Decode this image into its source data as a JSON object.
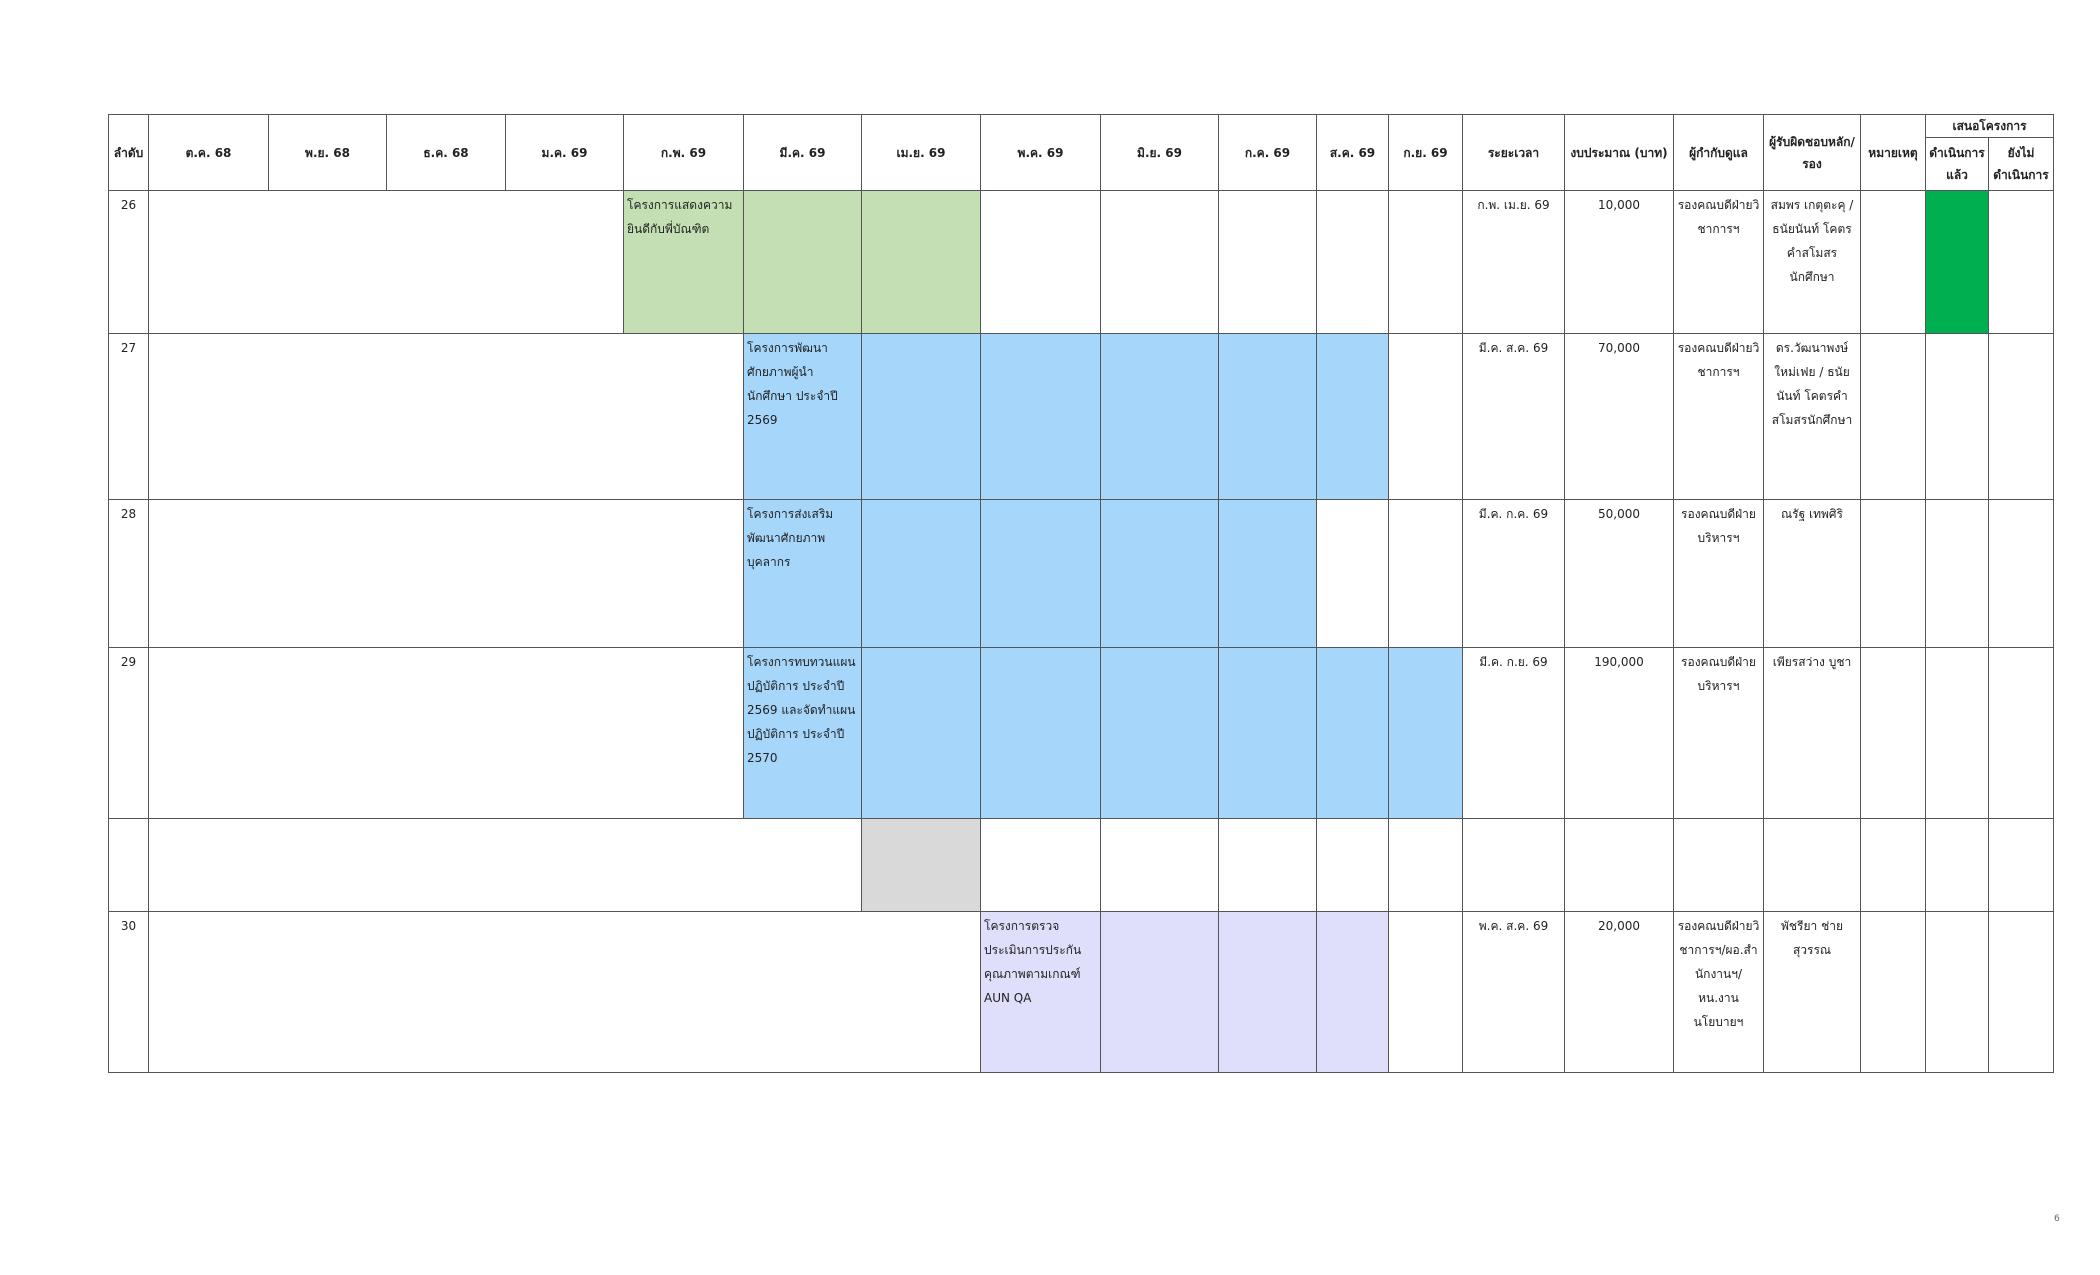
{
  "header": {
    "no": "ลำดับ",
    "months": [
      "ต.ค. 68",
      "พ.ย. 68",
      "ธ.ค. 68",
      "ม.ค. 69",
      "ก.พ. 69",
      "มี.ค. 69",
      "เม.ย. 69",
      "พ.ค. 69",
      "มิ.ย. 69",
      "ก.ค. 69",
      "ส.ค. 69",
      "ก.ย. 69"
    ],
    "period": "ระยะเวลา",
    "budget": "งบประมาณ (บาท)",
    "supervisor": "ผู้กำกับดูแล",
    "responsible": "ผู้รับผิดชอบหลัก/รอง",
    "remark": "หมายเหตุ",
    "proposal": "เสนอโครงการ",
    "done": "ดำเนินการแล้ว",
    "not_done": "ยังไม่ดำเนินการ"
  },
  "rows": [
    {
      "no": "26",
      "timeline": [
        null,
        null,
        null,
        null,
        "#c4dfb3",
        "#c4dfb3",
        "#c4dfb3",
        null,
        null,
        null,
        null,
        null
      ],
      "project": "โครงการแสดงความยินดีกับพี่บัณฑิต",
      "period": "ก.พ. เม.ย. 69",
      "budget": "10,000",
      "supervisor": "รองคณบดีฝ่ายวิชาการฯ",
      "responsible": "สมพร เกตุตะคุ / ธนัยนันท์ โคตรคำสโมสรนักศึกษา",
      "done_color": "#00b050"
    },
    {
      "no": "27",
      "timeline": [
        null,
        null,
        null,
        null,
        null,
        "#a6d7fa",
        "#a6d7fa",
        "#a6d7fa",
        "#a6d7fa",
        "#a6d7fa",
        "#a6d7fa",
        null
      ],
      "project": "โครงการพัฒนาศักยภาพผู้นำนักศึกษา ประจำปี 2569",
      "period": "มี.ค. ส.ค. 69",
      "budget": "70,000",
      "supervisor": "รองคณบดีฝ่ายวิชาการฯ",
      "responsible": "ดร.วัฒนาพงษ์ ใหม่เฟย / ธนัยนันท์ โคตรคำสโมสรนักศึกษา"
    },
    {
      "no": "28",
      "timeline": [
        null,
        null,
        null,
        null,
        null,
        "#a6d7fa",
        "#a6d7fa",
        "#a6d7fa",
        "#a6d7fa",
        "#a6d7fa",
        null,
        null
      ],
      "project": "โครงการส่งเสริมพัฒนาศักยภาพบุคลากร",
      "period": "มี.ค. ก.ค. 69",
      "budget": "50,000",
      "supervisor": "รองคณบดีฝ่ายบริหารฯ",
      "responsible": "ณรัฐ เทพศิริ"
    },
    {
      "no": "29",
      "timeline": [
        null,
        null,
        null,
        null,
        null,
        "#a6d7fa",
        "#a6d7fa",
        "#a6d7fa",
        "#a6d7fa",
        "#a6d7fa",
        "#a6d7fa",
        "#a6d7fa"
      ],
      "project": "โครงการทบทวนแผนปฏิบัติการ ประจำปี 2569 และจัดทำแผนปฏิบัติการ ประจำปี 2570",
      "period": "มี.ค. ก.ย. 69",
      "budget": "190,000",
      "supervisor": "รองคณบดีฝ่ายบริหารฯ",
      "responsible": "เพียรสว่าง บูชา"
    },
    {
      "timeline": [
        null,
        null,
        null,
        null,
        null,
        null,
        "#d9d9d9",
        null,
        null,
        null,
        null,
        null
      ]
    },
    {
      "no": "30",
      "timeline": [
        null,
        null,
        null,
        null,
        null,
        null,
        null,
        "#dfdffb",
        "#dfdffb",
        "#dfdffb",
        "#dfdffb",
        null
      ],
      "project": "โครงการตรวจประเมินการประกันคุณภาพตามเกณฑ์ AUN QA",
      "period": "พ.ค. ส.ค. 69",
      "budget": "20,000",
      "supervisor": "รองคณบดีฝ่ายวิชาการฯ/ผอ.สำนักงานฯ/หน.งานนโยบายฯ",
      "responsible": "พัชรียา ช่ายสุวรรณ"
    }
  ],
  "page_number": "6"
}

#### [Set problem]
Pull out all lines from the entries above in which the word "budget" appears.

#### [Final result]
    "budget": "งบประมาณ (บาท)",
      "budget": "10,000",
      "budget": "70,000",
      "budget": "50,000",
      "budget": "190,000",
      "budget": "20,000",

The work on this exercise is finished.